USA: Bush Oil Firm Did Enron-Style Deal
BOSTON -- President Bush's former oil firm formed a partnership with Harvard University that concealed the company's financial woes and may have misled investors, a student and alumni group said in a report on Wednesday.
The partnership between Harken Energy Corp. and Harvard, created with Bush's approval, bore strong resemblance to the partnerships that helped disguise Enron's problems, the report's authors said.
The White House disputed that comparison.
HarvardWatch, an independent group of students and alumni that monitors the school's investments, said the partnership raised troubling questions about the university's involvement in Harken when Bush was a board member.
The deal, which HarvardWatch said improved Harken's financial position, also provided further evidence of improper corporate practices at Harken while Bush was a director, the group said.

- [WHAT YOU NEED TO DO]
1: Decide whether each statement agrees with the Harken article: (a) the White House accepted the comparison to Enron; (b) HarvardWatch consists of students and alumni; (c) the partnership was created without Bush's approval. For each, answer yes or no and quote the deciding words.
2: Reproduce the part of the Harken article that opens with the words containing "USA: Bush Oil" and closes with "report on Wednesday.".
The material that comes next has no connection to the Harken article.

- [GIVEN RECORDS]
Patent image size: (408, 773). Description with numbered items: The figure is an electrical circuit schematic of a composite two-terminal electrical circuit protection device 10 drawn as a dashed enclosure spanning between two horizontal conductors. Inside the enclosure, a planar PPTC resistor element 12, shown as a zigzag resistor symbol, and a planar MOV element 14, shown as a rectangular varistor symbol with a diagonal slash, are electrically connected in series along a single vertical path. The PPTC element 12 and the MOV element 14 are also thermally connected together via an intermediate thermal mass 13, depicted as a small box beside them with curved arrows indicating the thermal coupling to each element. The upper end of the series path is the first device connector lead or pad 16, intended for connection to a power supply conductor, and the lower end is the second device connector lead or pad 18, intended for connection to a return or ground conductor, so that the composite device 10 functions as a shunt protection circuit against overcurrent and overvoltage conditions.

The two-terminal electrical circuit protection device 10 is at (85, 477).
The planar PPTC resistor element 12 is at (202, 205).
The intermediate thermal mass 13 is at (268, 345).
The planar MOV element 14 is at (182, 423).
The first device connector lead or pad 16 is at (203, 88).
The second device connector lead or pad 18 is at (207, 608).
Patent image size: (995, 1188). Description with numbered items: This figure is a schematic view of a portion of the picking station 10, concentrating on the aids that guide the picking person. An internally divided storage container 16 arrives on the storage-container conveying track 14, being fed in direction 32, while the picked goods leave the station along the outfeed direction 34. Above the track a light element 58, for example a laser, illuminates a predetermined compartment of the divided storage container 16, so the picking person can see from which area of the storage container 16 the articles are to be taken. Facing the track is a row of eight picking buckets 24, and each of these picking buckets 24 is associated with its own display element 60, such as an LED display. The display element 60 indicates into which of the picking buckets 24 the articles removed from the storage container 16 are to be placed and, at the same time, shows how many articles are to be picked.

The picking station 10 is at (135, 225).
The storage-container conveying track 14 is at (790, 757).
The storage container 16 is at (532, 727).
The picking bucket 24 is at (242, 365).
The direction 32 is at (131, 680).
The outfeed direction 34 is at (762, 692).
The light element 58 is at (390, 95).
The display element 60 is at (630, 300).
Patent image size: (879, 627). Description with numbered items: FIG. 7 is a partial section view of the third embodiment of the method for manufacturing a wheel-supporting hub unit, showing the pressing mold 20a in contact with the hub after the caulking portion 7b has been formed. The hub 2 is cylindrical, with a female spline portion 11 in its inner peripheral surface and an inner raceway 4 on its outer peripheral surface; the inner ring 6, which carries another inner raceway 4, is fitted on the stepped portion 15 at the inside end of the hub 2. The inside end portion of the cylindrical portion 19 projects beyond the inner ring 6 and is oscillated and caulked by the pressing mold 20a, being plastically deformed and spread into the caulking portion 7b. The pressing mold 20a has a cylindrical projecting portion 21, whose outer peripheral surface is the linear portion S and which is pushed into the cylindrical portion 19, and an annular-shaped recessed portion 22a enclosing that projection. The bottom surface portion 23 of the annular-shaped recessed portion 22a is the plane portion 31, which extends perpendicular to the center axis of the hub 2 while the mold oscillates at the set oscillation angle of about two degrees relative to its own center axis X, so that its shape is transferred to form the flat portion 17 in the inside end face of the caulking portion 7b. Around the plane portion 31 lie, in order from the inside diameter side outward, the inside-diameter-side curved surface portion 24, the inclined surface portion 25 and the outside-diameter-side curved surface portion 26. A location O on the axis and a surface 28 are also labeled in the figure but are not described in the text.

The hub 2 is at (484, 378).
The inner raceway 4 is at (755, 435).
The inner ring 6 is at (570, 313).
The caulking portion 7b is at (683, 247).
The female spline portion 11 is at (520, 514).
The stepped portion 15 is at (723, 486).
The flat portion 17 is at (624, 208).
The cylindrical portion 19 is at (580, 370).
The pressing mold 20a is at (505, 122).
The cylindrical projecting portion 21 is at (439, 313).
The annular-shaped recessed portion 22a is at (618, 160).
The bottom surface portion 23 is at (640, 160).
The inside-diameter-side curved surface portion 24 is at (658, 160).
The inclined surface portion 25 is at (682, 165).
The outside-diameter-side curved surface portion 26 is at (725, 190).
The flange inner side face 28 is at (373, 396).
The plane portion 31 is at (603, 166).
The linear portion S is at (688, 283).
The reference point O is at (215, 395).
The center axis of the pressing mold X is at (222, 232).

- [ANSWERS TO THE PROBLEMS]
1:
(a) No: "The White House disputed that comparison."
(b) Yes: "an independent group of students and alumni that monitors the school's investments"
(c) No: "created with Bush's approval"

2:
USA: Bush Oil Firm Did Enron-Style Deal
BOSTON -- President Bush's former oil firm formed a partnership with Harvard University that concealed the company's financial woes and may have misled investors, a student and alumni group said in a report on Wednesday.